Copy out all of the data exactly as it appears.
◇ ◇ ◇ ◇ ◇
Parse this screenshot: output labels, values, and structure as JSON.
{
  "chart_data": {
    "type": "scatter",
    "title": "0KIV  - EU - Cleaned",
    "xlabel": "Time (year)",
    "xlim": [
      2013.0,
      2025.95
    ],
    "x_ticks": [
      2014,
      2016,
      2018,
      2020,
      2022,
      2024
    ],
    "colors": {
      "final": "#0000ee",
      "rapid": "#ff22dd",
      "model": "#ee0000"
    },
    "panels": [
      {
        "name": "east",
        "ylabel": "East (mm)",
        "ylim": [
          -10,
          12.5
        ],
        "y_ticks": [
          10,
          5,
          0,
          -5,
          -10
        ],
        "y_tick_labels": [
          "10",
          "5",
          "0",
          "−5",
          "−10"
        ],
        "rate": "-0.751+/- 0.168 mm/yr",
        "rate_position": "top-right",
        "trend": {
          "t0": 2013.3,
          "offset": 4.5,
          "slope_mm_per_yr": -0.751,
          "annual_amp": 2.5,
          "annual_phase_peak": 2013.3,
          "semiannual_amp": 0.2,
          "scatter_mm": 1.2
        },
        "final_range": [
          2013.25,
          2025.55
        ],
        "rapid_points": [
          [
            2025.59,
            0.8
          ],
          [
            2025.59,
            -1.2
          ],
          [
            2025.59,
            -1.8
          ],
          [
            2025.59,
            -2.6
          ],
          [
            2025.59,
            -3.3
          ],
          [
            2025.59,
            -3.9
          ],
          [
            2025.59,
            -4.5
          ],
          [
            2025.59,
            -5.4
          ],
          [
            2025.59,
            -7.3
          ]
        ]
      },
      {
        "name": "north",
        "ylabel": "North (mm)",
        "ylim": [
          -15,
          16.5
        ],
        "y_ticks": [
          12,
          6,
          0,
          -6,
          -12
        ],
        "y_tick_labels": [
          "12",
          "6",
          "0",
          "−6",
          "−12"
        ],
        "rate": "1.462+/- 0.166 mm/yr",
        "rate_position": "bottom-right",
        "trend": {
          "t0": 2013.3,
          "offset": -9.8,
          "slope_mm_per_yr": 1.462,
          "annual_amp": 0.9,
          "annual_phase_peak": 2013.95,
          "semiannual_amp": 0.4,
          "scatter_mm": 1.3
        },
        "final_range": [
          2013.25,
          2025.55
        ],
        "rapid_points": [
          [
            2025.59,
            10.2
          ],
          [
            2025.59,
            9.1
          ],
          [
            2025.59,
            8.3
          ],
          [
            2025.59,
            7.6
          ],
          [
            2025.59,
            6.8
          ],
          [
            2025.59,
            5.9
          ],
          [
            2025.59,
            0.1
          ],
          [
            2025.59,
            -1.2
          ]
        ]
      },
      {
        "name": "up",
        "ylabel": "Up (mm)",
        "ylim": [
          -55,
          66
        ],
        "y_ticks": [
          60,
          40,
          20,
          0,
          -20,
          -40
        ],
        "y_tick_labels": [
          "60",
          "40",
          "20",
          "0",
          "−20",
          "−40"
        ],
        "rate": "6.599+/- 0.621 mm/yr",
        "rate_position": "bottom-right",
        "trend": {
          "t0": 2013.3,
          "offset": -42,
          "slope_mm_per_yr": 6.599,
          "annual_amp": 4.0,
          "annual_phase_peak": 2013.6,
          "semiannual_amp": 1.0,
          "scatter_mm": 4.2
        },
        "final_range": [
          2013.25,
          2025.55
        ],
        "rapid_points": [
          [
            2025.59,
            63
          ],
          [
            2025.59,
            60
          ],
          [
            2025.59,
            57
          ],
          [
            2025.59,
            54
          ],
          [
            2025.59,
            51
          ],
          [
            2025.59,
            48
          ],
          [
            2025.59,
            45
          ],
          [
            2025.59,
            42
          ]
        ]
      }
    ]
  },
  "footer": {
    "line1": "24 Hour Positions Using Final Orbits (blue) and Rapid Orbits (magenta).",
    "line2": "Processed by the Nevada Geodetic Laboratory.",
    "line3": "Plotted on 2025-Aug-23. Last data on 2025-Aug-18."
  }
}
◇ ◇ ◇ ◇ ◇
▸ The answer:
Parse this screenshot: output labels, values, and structure as JSON.
{
  "chart_data": {
    "type": "scatter",
    "title": "0KIV  - EU - Cleaned",
    "xlabel": "Time (year)",
    "xlim": [
      2013.0,
      2025.95
    ],
    "x_ticks": [
      2014,
      2016,
      2018,
      2020,
      2022,
      2024
    ],
    "colors": {
      "final": "#0000ee",
      "rapid": "#ff22dd",
      "model": "#ee0000"
    },
    "panels": [
      {
        "name": "east",
        "ylabel": "East (mm)",
        "ylim": [
          -10,
          12.5
        ],
        "y_ticks": [
          10,
          5,
          0,
          -5,
          -10
        ],
        "y_tick_labels": [
          "10",
          "5",
          "0",
          "−5",
          "−10"
        ],
        "rate": "-0.751+/- 0.168 mm/yr",
        "rate_position": "top-right",
        "trend": {
          "t0": 2013.3,
          "offset": 4.5,
          "slope_mm_per_yr": -0.751,
          "annual_amp": 2.5,
          "annual_phase_peak": 2013.3,
          "semiannual_amp": 0.2,
          "scatter_mm": 1.2
        },
        "final_range": [
          2013.25,
          2025.55
        ],
        "rapid_points": [
          [
            2025.59,
            0.8
          ],
          [
            2025.59,
            -1.2
          ],
          [
            2025.59,
            -1.8
          ],
          [
            2025.59,
            -2.6
          ],
          [
            2025.59,
            -3.3
          ],
          [
            2025.59,
            -3.9
          ],
          [
            2025.59,
            -4.5
          ],
          [
            2025.59,
            -5.4
          ],
          [
            2025.59,
            -7.3
          ]
        ]
      },
      {
        "name": "north",
        "ylabel": "North (mm)",
        "ylim": [
          -15,
          16.5
        ],
        "y_ticks": [
          12,
          6,
          0,
          -6,
          -12
        ],
        "y_tick_labels": [
          "12",
          "6",
          "0",
          "−6",
          "−12"
        ],
        "rate": "1.462+/- 0.166 mm/yr",
        "rate_position": "bottom-right",
        "trend": {
          "t0": 2013.3,
          "offset": -9.8,
          "slope_mm_per_yr": 1.462,
          "annual_amp": 0.9,
          "annual_phase_peak": 2013.95,
          "semiannual_amp": 0.4,
          "scatter_mm": 1.3
        },
        "final_range": [
          2013.25,
          2025.55
        ],
        "rapid_points": [
          [
            2025.59,
            10.2
          ],
          [
            2025.59,
            9.1
          ],
          [
            2025.59,
            8.3
          ],
          [
            2025.59,
            7.6
          ],
          [
            2025.59,
            6.8
          ],
          [
            2025.59,
            5.9
          ],
          [
            2025.59,
            0.1
          ],
          [
            2025.59,
            -1.2
          ]
        ]
      },
      {
        "name": "up",
        "ylabel": "Up (mm)",
        "ylim": [
          -55,
          66
        ],
        "y_ticks": [
          60,
          40,
          20,
          0,
          -20,
          -40
        ],
        "y_tick_labels": [
          "60",
          "40",
          "20",
          "0",
          "−20",
          "−40"
        ],
        "rate": "6.599+/- 0.621 mm/yr",
        "rate_position": "bottom-right",
        "trend": {
          "t0": 2013.3,
          "offset": -42,
          "slope_mm_per_yr": 6.599,
          "annual_amp": 4.0,
          "annual_phase_peak": 2013.6,
          "semiannual_amp": 1.0,
          "scatter_mm": 4.2
        },
        "final_range": [
          2013.25,
          2025.55
        ],
        "rapid_points": [
          [
            2025.59,
            63
          ],
          [
            2025.59,
            60
          ],
          [
            2025.59,
            57
          ],
          [
            2025.59,
            54
          ],
          [
            2025.59,
            51
          ],
          [
            2025.59,
            48
          ],
          [
            2025.59,
            45
          ],
          [
            2025.59,
            42
          ]
        ]
      }
    ]
  },
  "footer": {
    "line1": "24 Hour Positions Using Final Orbits (blue) and Rapid Orbits (magenta).",
    "line2": "Processed by the Nevada Geodetic Laboratory.",
    "line3": "Plotted on 2025-Aug-23. Last data on 2025-Aug-18."
  }
}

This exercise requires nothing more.